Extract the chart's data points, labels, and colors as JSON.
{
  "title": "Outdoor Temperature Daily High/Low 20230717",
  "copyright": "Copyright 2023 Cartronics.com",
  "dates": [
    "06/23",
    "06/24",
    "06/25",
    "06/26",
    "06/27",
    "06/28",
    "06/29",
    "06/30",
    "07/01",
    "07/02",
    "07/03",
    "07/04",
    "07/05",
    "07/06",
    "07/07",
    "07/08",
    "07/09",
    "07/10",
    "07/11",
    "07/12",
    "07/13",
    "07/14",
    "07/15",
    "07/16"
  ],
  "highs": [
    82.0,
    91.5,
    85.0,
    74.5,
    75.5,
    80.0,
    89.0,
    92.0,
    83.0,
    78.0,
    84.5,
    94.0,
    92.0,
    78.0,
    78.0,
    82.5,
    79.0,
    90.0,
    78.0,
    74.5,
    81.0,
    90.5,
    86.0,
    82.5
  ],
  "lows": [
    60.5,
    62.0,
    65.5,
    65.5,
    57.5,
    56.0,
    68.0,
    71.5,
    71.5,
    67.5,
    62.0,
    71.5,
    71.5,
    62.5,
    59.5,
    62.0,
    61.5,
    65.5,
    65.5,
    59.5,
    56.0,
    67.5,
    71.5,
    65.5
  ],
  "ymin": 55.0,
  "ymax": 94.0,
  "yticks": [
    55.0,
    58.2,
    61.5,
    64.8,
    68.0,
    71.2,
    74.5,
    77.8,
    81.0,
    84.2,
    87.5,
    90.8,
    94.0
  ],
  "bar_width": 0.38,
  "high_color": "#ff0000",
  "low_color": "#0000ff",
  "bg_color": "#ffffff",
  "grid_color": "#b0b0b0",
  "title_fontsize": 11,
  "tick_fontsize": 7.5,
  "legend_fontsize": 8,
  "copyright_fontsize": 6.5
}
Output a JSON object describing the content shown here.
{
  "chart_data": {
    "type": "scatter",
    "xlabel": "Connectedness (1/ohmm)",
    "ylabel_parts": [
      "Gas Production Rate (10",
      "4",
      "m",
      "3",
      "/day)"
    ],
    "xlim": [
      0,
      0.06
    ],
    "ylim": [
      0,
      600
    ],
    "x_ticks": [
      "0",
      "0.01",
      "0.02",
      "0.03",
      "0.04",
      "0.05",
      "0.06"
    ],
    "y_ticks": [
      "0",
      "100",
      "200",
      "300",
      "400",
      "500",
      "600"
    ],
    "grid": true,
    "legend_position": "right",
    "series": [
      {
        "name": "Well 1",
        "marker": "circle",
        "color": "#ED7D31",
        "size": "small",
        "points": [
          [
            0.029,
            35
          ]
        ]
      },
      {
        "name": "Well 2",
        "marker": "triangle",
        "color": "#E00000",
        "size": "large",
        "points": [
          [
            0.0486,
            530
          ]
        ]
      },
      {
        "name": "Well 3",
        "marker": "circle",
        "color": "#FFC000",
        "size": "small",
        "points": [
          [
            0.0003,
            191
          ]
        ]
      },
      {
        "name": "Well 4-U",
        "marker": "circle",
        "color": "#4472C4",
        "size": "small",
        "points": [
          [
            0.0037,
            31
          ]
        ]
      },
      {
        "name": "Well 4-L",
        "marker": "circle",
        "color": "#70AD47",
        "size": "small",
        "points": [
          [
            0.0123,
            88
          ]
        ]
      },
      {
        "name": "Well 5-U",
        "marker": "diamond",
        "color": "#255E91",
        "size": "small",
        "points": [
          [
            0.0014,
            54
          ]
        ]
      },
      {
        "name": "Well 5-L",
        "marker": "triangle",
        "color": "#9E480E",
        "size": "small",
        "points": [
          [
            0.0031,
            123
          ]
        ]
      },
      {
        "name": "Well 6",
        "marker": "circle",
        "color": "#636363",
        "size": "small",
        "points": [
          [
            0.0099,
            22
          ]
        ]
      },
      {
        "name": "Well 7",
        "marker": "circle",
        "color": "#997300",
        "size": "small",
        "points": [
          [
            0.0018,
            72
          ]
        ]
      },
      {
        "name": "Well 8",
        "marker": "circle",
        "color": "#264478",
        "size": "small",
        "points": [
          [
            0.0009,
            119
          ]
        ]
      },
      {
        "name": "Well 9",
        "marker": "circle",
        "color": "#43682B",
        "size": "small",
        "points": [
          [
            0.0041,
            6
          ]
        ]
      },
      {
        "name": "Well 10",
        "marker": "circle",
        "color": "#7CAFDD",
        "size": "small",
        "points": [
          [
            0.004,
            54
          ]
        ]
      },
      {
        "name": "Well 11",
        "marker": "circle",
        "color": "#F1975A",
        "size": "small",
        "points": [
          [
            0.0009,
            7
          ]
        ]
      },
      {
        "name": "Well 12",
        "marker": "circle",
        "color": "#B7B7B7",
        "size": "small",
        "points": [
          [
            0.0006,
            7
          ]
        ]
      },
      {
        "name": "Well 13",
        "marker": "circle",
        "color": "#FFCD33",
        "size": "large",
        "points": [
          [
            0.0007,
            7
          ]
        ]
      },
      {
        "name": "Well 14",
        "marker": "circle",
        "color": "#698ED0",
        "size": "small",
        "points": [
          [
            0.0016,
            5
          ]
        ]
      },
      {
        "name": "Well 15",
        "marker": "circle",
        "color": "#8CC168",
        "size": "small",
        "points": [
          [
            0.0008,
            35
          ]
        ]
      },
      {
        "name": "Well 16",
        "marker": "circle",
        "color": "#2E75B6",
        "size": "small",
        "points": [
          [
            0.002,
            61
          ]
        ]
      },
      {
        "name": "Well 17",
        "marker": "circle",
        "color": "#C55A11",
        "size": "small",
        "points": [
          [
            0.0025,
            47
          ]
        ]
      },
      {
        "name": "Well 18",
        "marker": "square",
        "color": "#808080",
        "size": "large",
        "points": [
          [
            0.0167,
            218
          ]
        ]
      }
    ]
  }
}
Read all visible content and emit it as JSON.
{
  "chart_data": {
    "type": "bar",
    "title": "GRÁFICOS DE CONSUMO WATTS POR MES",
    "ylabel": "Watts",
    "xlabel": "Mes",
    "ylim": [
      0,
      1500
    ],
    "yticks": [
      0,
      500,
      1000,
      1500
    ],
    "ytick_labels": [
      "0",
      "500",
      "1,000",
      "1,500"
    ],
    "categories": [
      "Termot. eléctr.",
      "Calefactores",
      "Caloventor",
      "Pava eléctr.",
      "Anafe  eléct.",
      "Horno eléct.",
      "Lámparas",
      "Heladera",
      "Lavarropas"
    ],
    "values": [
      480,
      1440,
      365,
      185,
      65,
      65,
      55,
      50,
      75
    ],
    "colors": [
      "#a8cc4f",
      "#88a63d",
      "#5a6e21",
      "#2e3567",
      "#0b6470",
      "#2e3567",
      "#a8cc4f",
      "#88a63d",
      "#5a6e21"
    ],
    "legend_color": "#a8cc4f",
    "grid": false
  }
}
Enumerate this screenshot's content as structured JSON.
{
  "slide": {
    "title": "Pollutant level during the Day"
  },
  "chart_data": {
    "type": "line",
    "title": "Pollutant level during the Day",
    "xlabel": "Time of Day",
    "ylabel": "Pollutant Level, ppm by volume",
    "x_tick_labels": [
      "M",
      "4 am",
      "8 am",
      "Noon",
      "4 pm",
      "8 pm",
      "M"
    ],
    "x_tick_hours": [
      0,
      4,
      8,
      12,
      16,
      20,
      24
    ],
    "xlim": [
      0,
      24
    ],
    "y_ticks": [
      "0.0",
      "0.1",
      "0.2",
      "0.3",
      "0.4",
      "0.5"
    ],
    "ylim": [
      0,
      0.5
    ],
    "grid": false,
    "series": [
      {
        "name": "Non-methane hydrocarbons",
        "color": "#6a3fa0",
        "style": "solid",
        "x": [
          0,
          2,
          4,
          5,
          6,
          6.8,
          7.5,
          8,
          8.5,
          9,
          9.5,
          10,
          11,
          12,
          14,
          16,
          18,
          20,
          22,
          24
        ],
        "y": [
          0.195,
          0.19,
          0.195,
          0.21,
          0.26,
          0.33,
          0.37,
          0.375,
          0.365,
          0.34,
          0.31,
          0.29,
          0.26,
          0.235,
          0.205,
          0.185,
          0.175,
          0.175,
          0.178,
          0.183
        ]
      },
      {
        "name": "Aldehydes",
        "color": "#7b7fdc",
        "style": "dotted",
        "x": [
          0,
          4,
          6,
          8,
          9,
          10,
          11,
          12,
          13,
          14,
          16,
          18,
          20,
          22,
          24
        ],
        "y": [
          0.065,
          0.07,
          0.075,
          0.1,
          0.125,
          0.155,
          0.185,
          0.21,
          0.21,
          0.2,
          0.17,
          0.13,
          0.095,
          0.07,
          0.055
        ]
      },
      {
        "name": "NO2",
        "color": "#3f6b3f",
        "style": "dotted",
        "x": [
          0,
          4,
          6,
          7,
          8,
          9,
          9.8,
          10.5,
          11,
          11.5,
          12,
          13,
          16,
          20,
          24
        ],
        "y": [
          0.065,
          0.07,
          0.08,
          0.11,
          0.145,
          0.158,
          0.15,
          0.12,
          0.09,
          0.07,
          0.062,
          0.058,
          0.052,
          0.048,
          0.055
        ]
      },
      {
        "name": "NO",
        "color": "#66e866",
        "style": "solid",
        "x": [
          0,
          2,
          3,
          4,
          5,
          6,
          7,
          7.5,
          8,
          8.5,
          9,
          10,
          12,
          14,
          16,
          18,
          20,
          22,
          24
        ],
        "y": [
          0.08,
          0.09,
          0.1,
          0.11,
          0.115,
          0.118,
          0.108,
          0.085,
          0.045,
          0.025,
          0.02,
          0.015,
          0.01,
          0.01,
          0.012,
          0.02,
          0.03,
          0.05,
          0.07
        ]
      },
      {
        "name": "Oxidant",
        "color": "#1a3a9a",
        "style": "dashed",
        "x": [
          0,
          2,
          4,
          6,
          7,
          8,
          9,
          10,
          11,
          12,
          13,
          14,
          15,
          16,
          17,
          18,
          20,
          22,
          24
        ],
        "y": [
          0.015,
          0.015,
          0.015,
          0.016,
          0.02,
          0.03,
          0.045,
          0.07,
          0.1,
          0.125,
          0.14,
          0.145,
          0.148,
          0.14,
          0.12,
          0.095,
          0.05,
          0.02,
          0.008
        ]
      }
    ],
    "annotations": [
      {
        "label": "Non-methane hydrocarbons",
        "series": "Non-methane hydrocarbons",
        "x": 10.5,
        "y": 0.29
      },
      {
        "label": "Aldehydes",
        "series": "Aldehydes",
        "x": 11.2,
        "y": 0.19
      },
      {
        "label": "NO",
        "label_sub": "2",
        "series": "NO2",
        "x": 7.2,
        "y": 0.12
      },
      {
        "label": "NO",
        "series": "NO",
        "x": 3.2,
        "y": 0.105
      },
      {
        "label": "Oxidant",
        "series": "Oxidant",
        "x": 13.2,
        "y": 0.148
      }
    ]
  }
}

******************************

Work out how many lines in the records above contain the word "Aldehydes", and reply with that number alone.

## RESPONSE FOR THIS EXERCISE
3